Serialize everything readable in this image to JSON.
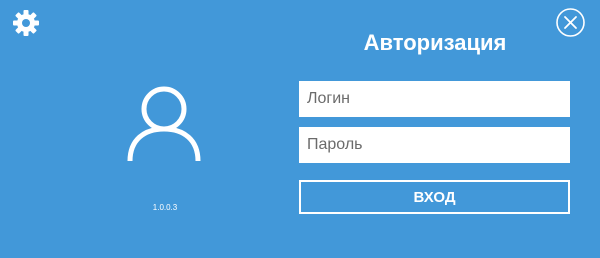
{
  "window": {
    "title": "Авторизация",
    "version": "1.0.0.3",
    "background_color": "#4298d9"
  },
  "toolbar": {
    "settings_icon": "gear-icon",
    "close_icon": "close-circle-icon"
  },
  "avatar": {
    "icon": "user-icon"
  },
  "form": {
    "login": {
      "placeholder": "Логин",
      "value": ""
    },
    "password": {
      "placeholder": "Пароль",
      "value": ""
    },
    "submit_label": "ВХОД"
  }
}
■ ■ ■ ■ ■
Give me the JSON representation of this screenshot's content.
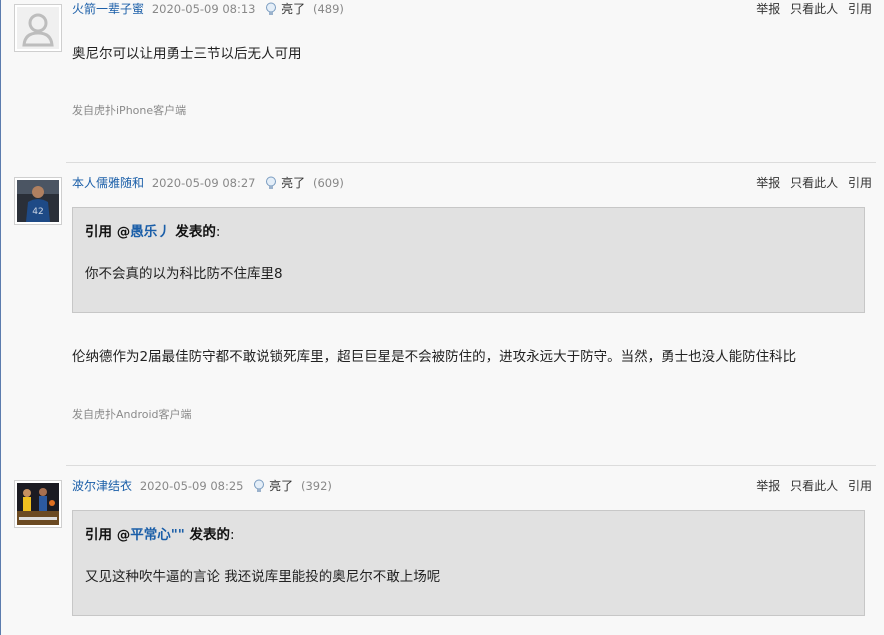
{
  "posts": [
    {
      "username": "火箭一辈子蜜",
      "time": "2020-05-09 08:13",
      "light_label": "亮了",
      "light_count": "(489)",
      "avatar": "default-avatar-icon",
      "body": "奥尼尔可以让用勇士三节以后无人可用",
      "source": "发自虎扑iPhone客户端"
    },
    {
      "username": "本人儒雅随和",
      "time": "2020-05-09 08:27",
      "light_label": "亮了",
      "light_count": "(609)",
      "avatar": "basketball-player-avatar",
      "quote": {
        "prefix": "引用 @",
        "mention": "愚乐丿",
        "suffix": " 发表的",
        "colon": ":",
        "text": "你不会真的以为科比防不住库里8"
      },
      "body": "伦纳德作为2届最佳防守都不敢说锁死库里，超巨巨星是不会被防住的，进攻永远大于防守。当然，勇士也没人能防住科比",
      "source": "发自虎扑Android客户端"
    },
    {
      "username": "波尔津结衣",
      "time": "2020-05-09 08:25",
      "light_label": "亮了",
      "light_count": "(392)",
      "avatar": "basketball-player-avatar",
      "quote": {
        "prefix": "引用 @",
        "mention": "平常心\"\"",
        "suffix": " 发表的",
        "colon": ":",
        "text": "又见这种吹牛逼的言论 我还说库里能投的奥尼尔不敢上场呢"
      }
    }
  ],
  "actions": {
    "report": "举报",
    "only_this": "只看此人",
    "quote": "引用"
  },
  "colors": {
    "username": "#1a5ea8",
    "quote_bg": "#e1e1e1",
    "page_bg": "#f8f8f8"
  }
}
■ ■ ■ ■ ■
# SHORT EXERCISE
Your task is to gather all lines from the entries above that hold the word "username".

# SOLUTION BELOW
      "username": "火箭一辈子蜜",
      "username": "本人儒雅随和",
      "username": "波尔津结衣",
    "username": "#1a5ea8",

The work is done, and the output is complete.